◆ SET EXERCISE
Rewrite the lines below as a numbered list, leaving out any blank lines.
>> Start DATA FOR THIS TASK
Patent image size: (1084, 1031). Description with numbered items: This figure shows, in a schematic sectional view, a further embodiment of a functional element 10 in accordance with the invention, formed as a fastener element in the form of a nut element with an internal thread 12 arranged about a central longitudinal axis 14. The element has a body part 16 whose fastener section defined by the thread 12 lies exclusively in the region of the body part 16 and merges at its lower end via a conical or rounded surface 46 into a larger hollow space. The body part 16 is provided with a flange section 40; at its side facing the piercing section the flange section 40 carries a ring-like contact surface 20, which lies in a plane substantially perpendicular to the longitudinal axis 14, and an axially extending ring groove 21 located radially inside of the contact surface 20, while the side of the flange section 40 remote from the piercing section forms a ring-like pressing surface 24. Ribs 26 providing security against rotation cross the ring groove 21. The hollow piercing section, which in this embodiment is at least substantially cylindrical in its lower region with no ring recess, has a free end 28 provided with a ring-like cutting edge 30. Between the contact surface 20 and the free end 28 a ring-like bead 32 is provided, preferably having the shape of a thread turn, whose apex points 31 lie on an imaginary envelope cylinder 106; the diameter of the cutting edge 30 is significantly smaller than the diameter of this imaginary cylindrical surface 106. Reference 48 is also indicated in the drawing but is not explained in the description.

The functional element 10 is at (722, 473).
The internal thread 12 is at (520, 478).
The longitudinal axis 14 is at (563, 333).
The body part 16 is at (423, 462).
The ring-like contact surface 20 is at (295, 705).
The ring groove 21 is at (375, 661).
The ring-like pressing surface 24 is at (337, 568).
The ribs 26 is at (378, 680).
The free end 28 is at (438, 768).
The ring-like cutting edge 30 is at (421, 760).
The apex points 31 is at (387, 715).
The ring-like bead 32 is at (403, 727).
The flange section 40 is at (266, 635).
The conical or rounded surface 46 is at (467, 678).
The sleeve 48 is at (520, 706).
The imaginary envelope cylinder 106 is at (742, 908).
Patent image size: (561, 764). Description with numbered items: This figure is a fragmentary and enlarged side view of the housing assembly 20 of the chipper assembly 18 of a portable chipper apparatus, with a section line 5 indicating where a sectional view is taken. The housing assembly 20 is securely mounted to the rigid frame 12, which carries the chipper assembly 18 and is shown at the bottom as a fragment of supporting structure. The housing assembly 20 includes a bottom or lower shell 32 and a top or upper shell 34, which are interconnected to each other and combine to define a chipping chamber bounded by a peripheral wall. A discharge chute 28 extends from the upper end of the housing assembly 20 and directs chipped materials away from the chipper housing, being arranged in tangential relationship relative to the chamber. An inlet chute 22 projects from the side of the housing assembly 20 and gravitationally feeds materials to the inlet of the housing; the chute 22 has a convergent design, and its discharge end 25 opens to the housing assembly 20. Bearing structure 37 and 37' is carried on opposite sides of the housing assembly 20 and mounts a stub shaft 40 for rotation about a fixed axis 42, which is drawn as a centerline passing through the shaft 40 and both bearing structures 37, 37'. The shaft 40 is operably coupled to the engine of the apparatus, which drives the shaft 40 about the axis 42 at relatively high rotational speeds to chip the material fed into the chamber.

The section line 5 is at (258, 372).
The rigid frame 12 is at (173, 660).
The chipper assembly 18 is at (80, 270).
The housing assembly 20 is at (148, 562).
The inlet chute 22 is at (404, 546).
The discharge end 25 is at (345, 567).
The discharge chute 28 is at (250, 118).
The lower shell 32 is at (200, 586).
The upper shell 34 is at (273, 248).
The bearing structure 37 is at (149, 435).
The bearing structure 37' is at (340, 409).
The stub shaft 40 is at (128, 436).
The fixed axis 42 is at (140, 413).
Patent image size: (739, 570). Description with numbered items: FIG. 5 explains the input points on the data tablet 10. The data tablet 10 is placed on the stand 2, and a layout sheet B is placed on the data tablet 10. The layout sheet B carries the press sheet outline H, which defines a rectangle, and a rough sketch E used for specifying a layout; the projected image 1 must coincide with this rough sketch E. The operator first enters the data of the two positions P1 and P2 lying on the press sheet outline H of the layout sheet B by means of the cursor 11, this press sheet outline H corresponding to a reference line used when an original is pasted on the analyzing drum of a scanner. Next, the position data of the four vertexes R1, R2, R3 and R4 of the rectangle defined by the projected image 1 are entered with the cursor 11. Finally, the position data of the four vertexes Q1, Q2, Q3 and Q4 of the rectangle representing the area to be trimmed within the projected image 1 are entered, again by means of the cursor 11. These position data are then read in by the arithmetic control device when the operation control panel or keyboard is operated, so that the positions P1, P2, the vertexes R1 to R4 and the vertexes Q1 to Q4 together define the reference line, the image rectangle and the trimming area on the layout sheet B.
>> End DATA FOR THIS TASK
◆ THE RESULT
1. Patent image size: (1084, 1031). Description with numbered items: This figure shows, in a schematic sectional view, a further embodiment of a functional element 10 in accordance with the invention, formed as a fastener element in the form of a nut element with an internal thread 12 arranged about a central longitudinal axis 14. The element has a body part 16 whose fastener section defined by the thread 12 lies exclusively in the region of the body part 16 and merges at its lower end via a conical or rounded surface 46 into a larger hollow space. The body part 16 is provided with a flange section 40; at its side facing the piercing section the flange section 40 carries a ring-like contact surface 20, which lies in a plane substantially perpendicular to the longitudinal axis 14, and an axially extending ring groove 21 located radially inside of the contact surface 20, while the side of the flange section 40 remote from the piercing section forms a ring-like pressing surface 24. Ribs 26 providing security against rotation cross the ring groove 21. The hollow piercing section, which in this embodiment is at least substantially cylindrical in its lower region with no ring recess, has a free end 28 provided with a ring-like cutting edge 30. Between the contact surface 20 and the free end 28 a ring-like bead 32 is provided, preferably having the shape of a thread turn, whose apex points 31 lie on an imaginary envelope cylinder 106; the diameter of the cutting edge 30 is significantly smaller than the diameter of this imaginary cylindrical surface 106. Reference 48 is also indicated in the drawing but is not explained in the description.
2. The functional element 10 is at (722, 473).
3. The internal thread 12 is at (520, 478).
4. The longitudinal axis 14 is at (563, 333).
5. The body part 16 is at (423, 462).
6. The ring-like contact surface 20 is at (295, 705).
7. The ring groove 21 is at (375, 661).
8. The ring-like pressing surface 24 is at (337, 568).
9. The ribs 26 is at (378, 680).
10. The free end 28 is at (438, 768).
11. The ring-like cutting edge 30 is at (421, 760).
12. The apex points 31 is at (387, 715).
13. The ring-like bead 32 is at (403, 727).
14. The flange section 40 is at (266, 635).
15. The conical or rounded surface 46 is at (467, 678).
16. The sleeve 48 is at (520, 706).
17. The imaginary envelope cylinder 106 is at (742, 908).
18. Patent image size: (561, 764). Description with numbered items: This figure is a fragmentary and enlarged side view of the housing assembly 20 of the chipper assembly 18 of a portable chipper apparatus, with a section line 5 indicating where a sectional view is taken. The housing assembly 20 is securely mounted to the rigid frame 12, which carries the chipper assembly 18 and is shown at the bottom as a fragment of supporting structure. The housing assembly 20 includes a bottom or lower shell 32 and a top or upper shell 34, which are interconnected to each other and combine to define a chipping chamber bounded by a peripheral wall. A discharge chute 28 extends from the upper end of the housing assembly 20 and directs chipped materials away from the chipper housing, being arranged in tangential relationship relative to the chamber. An inlet chute 22 projects from the side of the housing assembly 20 and gravitationally feeds materials to the inlet of the housing; the chute 22 has a convergent design, and its discharge end 25 opens to the housing assembly 20. Bearing structure 37 and 37' is carried on opposite sides of the housing assembly 20 and mounts a stub shaft 40 for rotation about a fixed axis 42, which is drawn as a centerline passing through the shaft 40 and both bearing structures 37, 37'. The shaft 40 is operably coupled to the engine of the apparatus, which drives the shaft 40 about the axis 42 at relatively high rotational speeds to chip the material fed into the chamber.
19. The section line 5 is at (258, 372).
20. The rigid frame 12 is at (173, 660).
21. The chipper assembly 18 is at (80, 270).
22. The housing assembly 20 is at (148, 562).
23. The inlet chute 22 is at (404, 546).
24. The discharge end 25 is at (345, 567).
25. The discharge chute 28 is at (250, 118).
26. The lower shell 32 is at (200, 586).
27. The upper shell 34 is at (273, 248).
28. The bearing structure 37 is at (149, 435).
29. The bearing structure 37' is at (340, 409).
30. The stub shaft 40 is at (128, 436).
31. The fixed axis 42 is at (140, 413).
32. Patent image size: (739, 570). Description with numbered items: FIG. 5 explains the input points on the data tablet 10. The data tablet 10 is placed on the stand 2, and a layout sheet B is placed on the data tablet 10. The layout sheet B carries the press sheet outline H, which defines a rectangle, and a rough sketch E used for specifying a layout; the projected image 1 must coincide with this rough sketch E. The operator first enters the data of the two positions P1 and P2 lying on the press sheet outline H of the layout sheet B by means of the cursor 11, this press sheet outline H corresponding to a reference line used when an original is pasted on the analyzing drum of a scanner. Next, the position data of the four vertexes R1, R2, R3 and R4 of the rectangle defined by the projected image 1 are entered with the cursor 11. Finally, the position data of the four vertexes Q1, Q2, Q3 and Q4 of the rectangle representing the area to be trimmed within the projected image 1 are entered, again by means of the cursor 11. These position data are then read in by the arithmetic control device when the operation control panel or keyboard is operated, so that the positions P1, P2, the vertexes R1 to R4 and the vertexes Q1 to Q4 together define the reference line, the image rectangle and the trimming area on the layout sheet B.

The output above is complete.